PASSAGE TO READ:
────

Hyperactivation of p21^ras and PI3K cooperate to alter murine and human neurofibromatosis type 1–haploinsufficient osteoclast functions
J. Clin. Invest. Feng-Chun Yang, et al. 116:2880 doi:10.1172/JCI29092 [Go to this article.]

Figure 1
Nf1^+/– mice have increased numbers of osteoclast progenitors and osteoclasts in vivo. Data in B, C, and E represent the mean ± SEM of 5 independent experiments. (A) Clonogenic assays were established to determine the number of CFU-Ms per femur. Representative TRAP^– CFU-M (left panel) and TRAP⁺ CFU-M (right panel). (B) Total CFU-Ms per femur from Nf1^+/– or WT mice. *P < 0.01, Nf1^+/– CFU-Ms versus WT CFU-Ms by Student’s t test. (C) TRAP⁺ CFU-Ms per femur from mice of the indicated genotypes. *P < 0.01, Nf1^+/– versus WT. (D) Representative photomicrographs (magnification, ×10) of WT and Nf1^+/– distal femoral metaphyses following TRAP staining. Arrows indicate selected osteoclasts. (E) Average size of osteoclasts from Nf1^+/– and WT mice. Ten high-power fields per experimental mouse were scored. **P < 0.05, Nf1^+/– versus WT osteoclasts.

────

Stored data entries
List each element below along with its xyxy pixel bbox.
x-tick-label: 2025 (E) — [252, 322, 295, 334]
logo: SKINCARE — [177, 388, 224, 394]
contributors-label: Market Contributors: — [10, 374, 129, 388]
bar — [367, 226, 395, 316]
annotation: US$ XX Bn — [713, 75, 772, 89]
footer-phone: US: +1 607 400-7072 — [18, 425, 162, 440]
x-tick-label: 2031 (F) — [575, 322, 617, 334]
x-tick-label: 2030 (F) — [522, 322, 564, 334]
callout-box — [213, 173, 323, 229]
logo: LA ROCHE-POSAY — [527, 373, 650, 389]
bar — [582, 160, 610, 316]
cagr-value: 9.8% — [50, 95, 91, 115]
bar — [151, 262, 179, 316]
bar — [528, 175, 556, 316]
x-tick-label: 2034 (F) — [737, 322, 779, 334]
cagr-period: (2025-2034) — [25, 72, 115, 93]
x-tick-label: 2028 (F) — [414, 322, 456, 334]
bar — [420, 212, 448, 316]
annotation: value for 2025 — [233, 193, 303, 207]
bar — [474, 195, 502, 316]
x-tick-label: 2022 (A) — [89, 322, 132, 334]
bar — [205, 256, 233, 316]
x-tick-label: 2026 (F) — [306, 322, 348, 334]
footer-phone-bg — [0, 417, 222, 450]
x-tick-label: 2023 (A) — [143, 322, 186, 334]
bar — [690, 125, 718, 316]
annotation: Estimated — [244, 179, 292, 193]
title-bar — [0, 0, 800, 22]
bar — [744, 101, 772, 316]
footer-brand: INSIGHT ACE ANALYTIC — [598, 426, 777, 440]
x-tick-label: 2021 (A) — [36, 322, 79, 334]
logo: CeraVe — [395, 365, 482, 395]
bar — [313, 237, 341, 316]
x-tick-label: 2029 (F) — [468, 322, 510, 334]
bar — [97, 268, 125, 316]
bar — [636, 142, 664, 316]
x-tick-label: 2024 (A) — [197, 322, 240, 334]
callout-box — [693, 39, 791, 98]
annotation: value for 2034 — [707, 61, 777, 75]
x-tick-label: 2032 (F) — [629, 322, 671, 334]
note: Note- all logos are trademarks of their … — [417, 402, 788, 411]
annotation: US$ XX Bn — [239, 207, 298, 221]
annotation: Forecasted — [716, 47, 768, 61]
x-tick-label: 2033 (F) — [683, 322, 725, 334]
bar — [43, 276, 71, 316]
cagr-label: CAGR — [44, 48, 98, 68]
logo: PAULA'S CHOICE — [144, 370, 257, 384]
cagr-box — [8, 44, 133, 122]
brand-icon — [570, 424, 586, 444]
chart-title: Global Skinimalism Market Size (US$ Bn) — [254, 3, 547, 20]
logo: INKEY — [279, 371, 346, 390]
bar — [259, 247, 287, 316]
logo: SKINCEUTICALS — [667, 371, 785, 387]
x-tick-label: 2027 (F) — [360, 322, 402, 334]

────

EXERCISE: Write out the entire figure legend on Nf1^+/– mice and osteoclasts from above, word for word, with nothing changed.

SOLUTION TO THIS PROBLEM:
Hyperactivation of p21^ras and PI3K cooperate to alter murine and human neurofibromatosis type 1–haploinsufficient osteoclast functions
J. Clin. Invest. Feng-Chun Yang, et al. 116:2880 doi:10.1172/JCI29092 [Go to this article.]

Figure 1
Nf1^+/– mice have increased numbers of osteoclast progenitors and osteoclasts in vivo. Data in B, C, and E represent the mean ± SEM of 5 independent experiments. (A) Clonogenic assays were established to determine the number of CFU-Ms per femur. Representative TRAP^– CFU-M (left panel) and TRAP⁺ CFU-M (right panel). (B) Total CFU-Ms per femur from Nf1^+/– or WT mice. *P < 0.01, Nf1^+/– CFU-Ms versus WT CFU-Ms by Student’s t test. (C) TRAP⁺ CFU-Ms per femur from mice of the indicated genotypes. *P < 0.01, Nf1^+/– versus WT. (D) Representative photomicrographs (magnification, ×10) of WT and Nf1^+/– distal femoral metaphyses following TRAP staining. Arrows indicate selected osteoclasts. (E) Average size of osteoclasts from Nf1^+/– and WT mice. Ten high-power fields per experimental mouse were scored. **P < 0.05, Nf1^+/– versus WT osteoclasts.